(Visual layout annotation records)
* * * * * * *

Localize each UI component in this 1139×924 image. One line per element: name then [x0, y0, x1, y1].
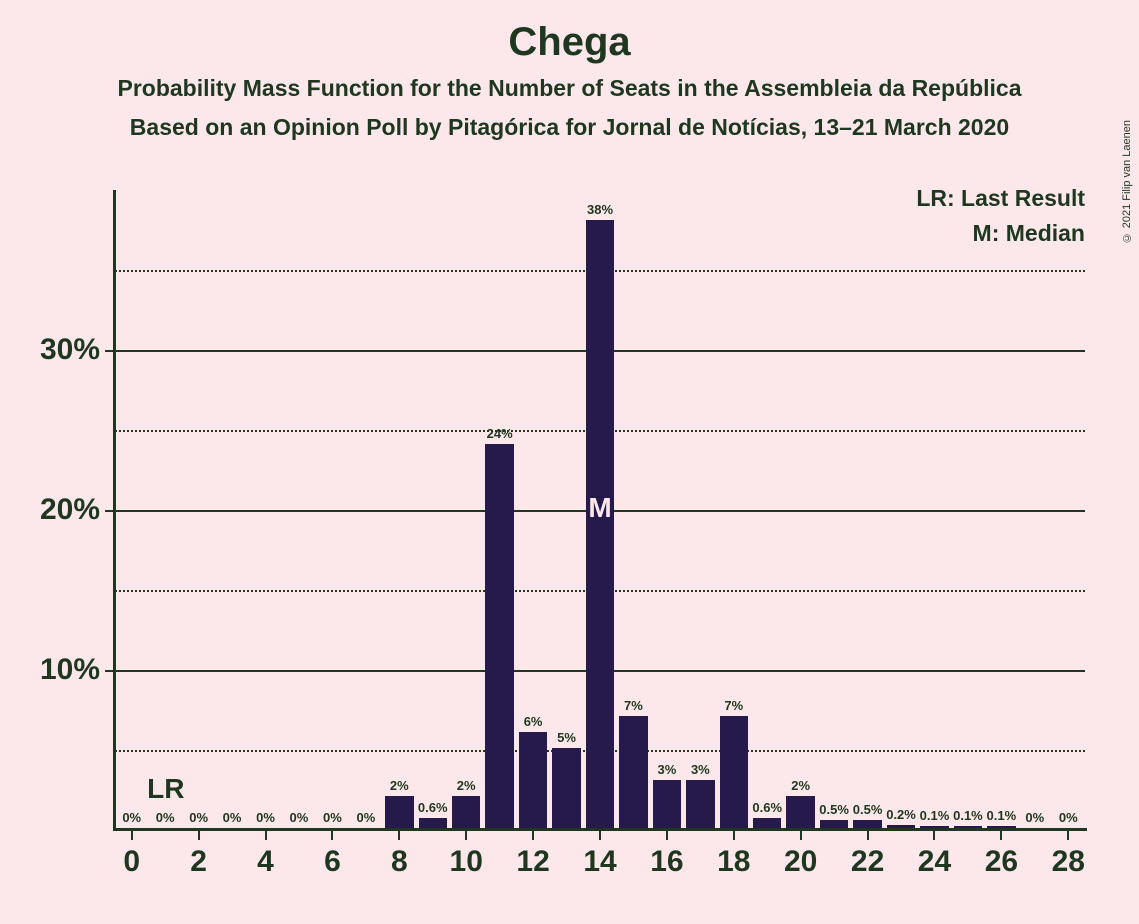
y-tick — [105, 510, 115, 512]
x-axis-label: 2 — [190, 845, 207, 879]
bar-value-label: 2% — [457, 778, 476, 793]
bar-value-label: 0% — [1025, 810, 1044, 825]
bar — [552, 748, 580, 828]
lr-marker: LR — [147, 773, 184, 805]
x-tick — [198, 830, 200, 840]
x-tick — [265, 830, 267, 840]
bar — [485, 444, 513, 828]
bar-value-label: 0% — [356, 810, 375, 825]
x-tick — [666, 830, 668, 840]
chart-subtitle: Probability Mass Function for the Number… — [0, 75, 1139, 102]
x-axis-label: 8 — [391, 845, 408, 879]
bar-value-label: 0.1% — [953, 808, 983, 823]
bar-value-label: 0.5% — [853, 802, 883, 817]
copyright-text: © 2021 Filip van Laenen — [1121, 120, 1133, 243]
x-axis-label: 24 — [918, 845, 951, 879]
x-axis-label: 4 — [257, 845, 274, 879]
bar-value-label: 0% — [1059, 810, 1078, 825]
bar-value-label: 7% — [624, 698, 643, 713]
bar — [586, 220, 614, 828]
x-tick — [933, 830, 935, 840]
x-axis-label: 18 — [717, 845, 750, 879]
plot-area: 10%20%30%02468101214161820222426280%0%0%… — [115, 190, 1085, 830]
x-axis-label: 0 — [123, 845, 140, 879]
x-tick — [1067, 830, 1069, 840]
bar — [987, 826, 1015, 828]
bar — [954, 826, 982, 828]
x-tick — [331, 830, 333, 840]
y-axis-label: 30% — [40, 333, 100, 367]
bar — [385, 796, 413, 828]
bar-value-label: 3% — [657, 762, 676, 777]
bar — [619, 716, 647, 828]
median-marker: M — [588, 492, 611, 524]
x-axis-label: 28 — [1052, 845, 1085, 879]
x-tick — [733, 830, 735, 840]
bar — [853, 820, 881, 828]
y-tick — [105, 670, 115, 672]
bar — [887, 825, 915, 828]
bar-value-label: 0.2% — [886, 807, 916, 822]
x-axis-label: 12 — [516, 845, 549, 879]
bar — [686, 780, 714, 828]
bar-value-label: 0.5% — [819, 802, 849, 817]
bar-value-label: 0.1% — [987, 808, 1017, 823]
x-tick — [532, 830, 534, 840]
bar-value-label: 7% — [724, 698, 743, 713]
x-axis-label: 14 — [583, 845, 616, 879]
bar-value-label: 2% — [390, 778, 409, 793]
x-axis-label: 16 — [650, 845, 683, 879]
bar — [786, 796, 814, 828]
bar-value-label: 0% — [290, 810, 309, 825]
chart-container: LR: Last Result M: Median 10%20%30%02468… — [115, 190, 1085, 830]
bar — [920, 826, 948, 828]
bar — [419, 818, 447, 828]
chart-title: Chega — [0, 0, 1139, 65]
bar — [452, 796, 480, 828]
bar-value-label: 0% — [323, 810, 342, 825]
x-tick — [599, 830, 601, 840]
bar-value-label: 3% — [691, 762, 710, 777]
bar-value-label: 2% — [791, 778, 810, 793]
x-tick — [131, 830, 133, 840]
bar-value-label: 38% — [587, 202, 613, 217]
bar-value-label: 5% — [557, 730, 576, 745]
chart-subtitle2: Based on an Opinion Poll by Pitagórica f… — [0, 114, 1139, 141]
bar-value-label: 0.6% — [418, 800, 448, 815]
bar-value-label: 24% — [487, 426, 513, 441]
x-axis-label: 22 — [851, 845, 884, 879]
x-axis-label: 26 — [985, 845, 1018, 879]
y-axis-label: 20% — [40, 493, 100, 527]
bar-value-label: 0.6% — [752, 800, 782, 815]
bar-value-label: 0% — [156, 810, 175, 825]
bar — [519, 732, 547, 828]
bar-value-label: 0% — [189, 810, 208, 825]
x-axis-label: 10 — [450, 845, 483, 879]
bar-value-label: 6% — [524, 714, 543, 729]
x-axis-label: 6 — [324, 845, 341, 879]
x-axis-label: 20 — [784, 845, 817, 879]
x-tick — [1000, 830, 1002, 840]
x-tick — [867, 830, 869, 840]
bar — [820, 820, 848, 828]
y-tick — [105, 350, 115, 352]
bar — [653, 780, 681, 828]
x-tick — [800, 830, 802, 840]
bar — [720, 716, 748, 828]
bar-value-label: 0% — [122, 810, 141, 825]
y-axis-label: 10% — [40, 653, 100, 687]
x-tick — [465, 830, 467, 840]
bar — [753, 818, 781, 828]
x-tick — [398, 830, 400, 840]
bar-value-label: 0% — [256, 810, 275, 825]
bar-value-label: 0% — [223, 810, 242, 825]
bar-value-label: 0.1% — [920, 808, 950, 823]
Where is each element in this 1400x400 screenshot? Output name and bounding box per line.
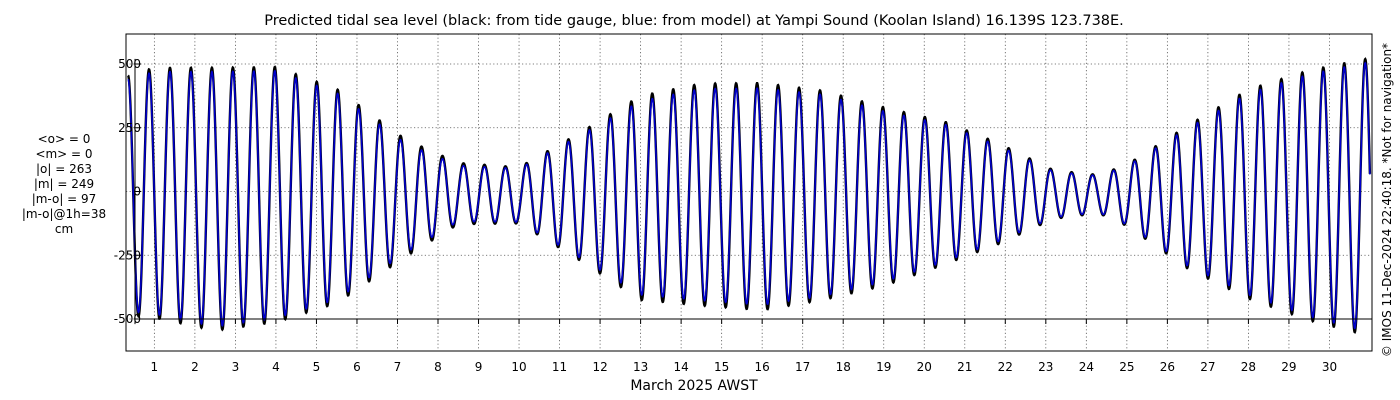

* * * * * * *

> _Exercise details_
Render every line of the items above as a numbered list, skipping blank lines and leaving out the pictures.

> _Reply_
1. Localize each UI component in this 1139×924 image. One line per element: name then [x0, y0, x1, y1].
2. y-tick — [105, 510, 115, 512]
3. x-axis-label: 2 — [190, 845, 207, 879]
4. bar-value-label: 2% — [457, 778, 476, 793]
5. bar-value-label: 0% — [1025, 810, 1044, 825]
6. bar — [552, 748, 580, 828]
7. lr-marker: LR — [147, 773, 184, 805]
8. x-tick — [198, 830, 200, 840]
9. x-tick — [265, 830, 267, 840]
10. bar — [485, 444, 513, 828]
11. bar-value-label: 0% — [356, 810, 375, 825]
12. x-tick — [666, 830, 668, 840]
13. chart-subtitle: Probability Mass Function for the Number… — [0, 75, 1139, 102]
14. x-axis-label: 8 — [391, 845, 408, 879]
15. bar-value-label: 0.1% — [953, 808, 983, 823]
16. bar-value-label: 0.5% — [853, 802, 883, 817]
17. copyright-text: © 2021 Filip van Laenen — [1121, 120, 1133, 243]
18. x-axis-label: 24 — [918, 845, 951, 879]
19. x-axis-label: 4 — [257, 845, 274, 879]
20. bar-value-label: 0% — [1059, 810, 1078, 825]
21. bar-value-label: 7% — [624, 698, 643, 713]
22. bar — [586, 220, 614, 828]
23. x-tick — [933, 830, 935, 840]
24. x-axis-label: 18 — [717, 845, 750, 879]
25. plot-area: 10%20%30%02468101214161820222426280%0%0%… — [115, 190, 1085, 830]
26. x-axis-label: 0 — [123, 845, 140, 879]
27. x-tick — [1067, 830, 1069, 840]
28. bar — [987, 826, 1015, 828]
29. bar — [954, 826, 982, 828]
30. x-tick — [331, 830, 333, 840]
31. y-axis-label: 30% — [40, 333, 100, 367]
32. bar — [385, 796, 413, 828]
33. bar-value-label: 3% — [657, 762, 676, 777]
34. bar — [619, 716, 647, 828]
35. median-marker: M — [588, 492, 611, 524]
36. x-axis-label: 28 — [1052, 845, 1085, 879]
37. x-tick — [733, 830, 735, 840]
38. bar — [853, 820, 881, 828]
39. y-tick — [105, 670, 115, 672]
40. bar — [887, 825, 915, 828]
41. bar-value-label: 0.2% — [886, 807, 916, 822]
42. x-axis-label: 12 — [516, 845, 549, 879]
43. bar — [686, 780, 714, 828]
44. bar-value-label: 0.5% — [819, 802, 849, 817]
45. bar-value-label: 0.1% — [987, 808, 1017, 823]
46. x-tick — [532, 830, 534, 840]
47. bar-value-label: 7% — [724, 698, 743, 713]
48. x-axis-label: 14 — [583, 845, 616, 879]
49. bar-value-label: 2% — [390, 778, 409, 793]
50. x-axis-label: 16 — [650, 845, 683, 879]
51. bar — [786, 796, 814, 828]
52. bar-value-label: 0% — [290, 810, 309, 825]
53. chart-container: LR: Last Result M: Median 10%20%30%02468… — [115, 190, 1085, 830]
54. bar — [920, 826, 948, 828]
55. bar — [419, 818, 447, 828]
56. chart-title: Chega — [0, 0, 1139, 65]
57. bar — [452, 796, 480, 828]
58. bar-value-label: 0% — [323, 810, 342, 825]
59. x-tick — [599, 830, 601, 840]
60. bar-value-label: 3% — [691, 762, 710, 777]
61. bar-value-label: 2% — [791, 778, 810, 793]
62. x-tick — [131, 830, 133, 840]
63. bar-value-label: 38% — [587, 202, 613, 217]
64. bar-value-label: 5% — [557, 730, 576, 745]
65. chart-subtitle2: Based on an Opinion Poll by Pitagórica f… — [0, 114, 1139, 141]
66. bar-value-label: 0.6% — [418, 800, 448, 815]
67. bar-value-label: 24% — [487, 426, 513, 441]
68. x-axis-label: 22 — [851, 845, 884, 879]
69. x-axis-label: 26 — [985, 845, 1018, 879]
70. y-axis-label: 20% — [40, 493, 100, 527]
71. bar-value-label: 0.6% — [752, 800, 782, 815]
72. bar-value-label: 0% — [156, 810, 175, 825]
73. bar — [519, 732, 547, 828]
74. bar-value-label: 0% — [189, 810, 208, 825]
75. x-axis-label: 10 — [450, 845, 483, 879]
76. bar-value-label: 6% — [524, 714, 543, 729]
77. x-axis-label: 6 — [324, 845, 341, 879]
78. x-axis-label: 20 — [784, 845, 817, 879]
79. x-tick — [1000, 830, 1002, 840]
80. x-tick — [867, 830, 869, 840]
81. bar — [820, 820, 848, 828]
82. y-tick — [105, 350, 115, 352]
83. bar — [653, 780, 681, 828]
84. x-tick — [800, 830, 802, 840]
85. bar — [720, 716, 748, 828]
86. bar-value-label: 0% — [122, 810, 141, 825]
87. y-axis-label: 10% — [40, 653, 100, 687]
88. x-tick — [465, 830, 467, 840]
89. bar — [753, 818, 781, 828]
90. x-tick — [398, 830, 400, 840]
91. bar-value-label: 0% — [256, 810, 275, 825]
92. bar-value-label: 0% — [223, 810, 242, 825]
93. bar-value-label: 0.1% — [920, 808, 950, 823]
94. Where is each element in this 1400x400 screenshot? Output name and bounding box per line.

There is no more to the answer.